## Task directions
Write only the number of lines in the records beneath that hold "tels".

Recorded data
□ □ □ □ □ □ □

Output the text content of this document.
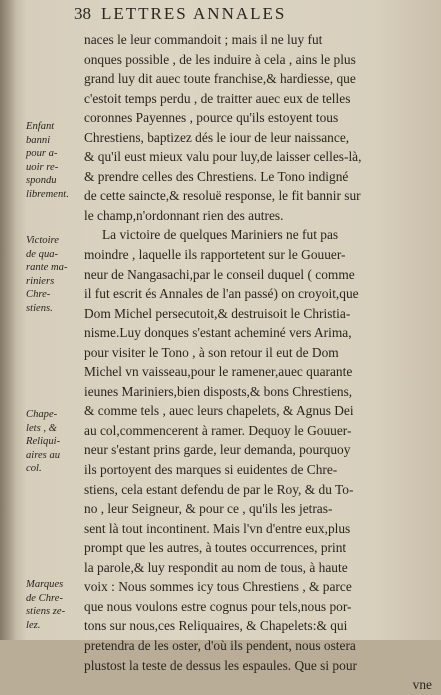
38 LETTRES ANNALES
naces le leur commandoit ; mais il ne luy fut
onques possible , de les induire à cela , ains le plus
grand luy dit auec toute franchise,& hardiesse, que
c'estoit temps perdu , de traitter auec eux de telles
coronnes Payennes , pource qu'ils estoyent tous
Chrestiens, baptizez dés le iour de leur naissance,
& qu'il eust mieux valu pour luy,de laisser celles-là,
& prendre celles des Chrestiens. Le Tono indigné
de cette saincte,& resoluë response, le fit bannir sur
le champ,n'ordonnant rien des autres.
La victoire de quelques Mariniers ne fut pas
moindre , laquelle ils rapportetent sur le Gouuer-
neur de Nangasachi,par le conseil duquel ( comme
il fut escrit és Annales de l'an passé) on croyoit,que
Dom Michel persecutoit,& destruisoit le Christia-
nisme.Luy donques s'estant acheminé vers Arima,
pour visiter le Tono , à son retour il eut de Dom
Michel vn vaisseau,pour le ramener,auec quarante
ieunes Mariniers,bien disposts,& bons Chrestiens,
& comme tels , auec leurs chapelets, & Agnus Dei
au col,commencerent à ramer. Dequoy le Gouuer-
neur s'estant prins garde, leur demanda, pourquoy
ils portoyent des marques si euidentes de Chre-
stiens, cela estant defendu de par le Roy, & du To-
no , leur Seigneur, & pour ce , qu'ils les jetras-
sent là tout incontinent. Mais l'vn d'entre eux,plus
prompt que les autres, à toutes occurrences, print
la parole,& luy respondit au nom de tous, à haute
voix : Nous sommes icy tous Chrestiens , & parce
que nous voulons estre cognus pour tels,nous por-
tons sur nous,ces Reliquaires, & Chapelets:& qui
pretendra de les oster, d'où ils pendent, nous ostera
plustost la teste de dessus les espaules. Que si pour
vne
Enfant
banni
pour a-
uoir re-
spondu
librement.
Victoire
de qua-
rante ma-
riniers
Chre-
stiens.
Chape-
lets , &
Reliqui-
aires au
col.
Marques
de Chre-
stiens ze-
lez.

□ □ □ □ □ □ □

## The answer
2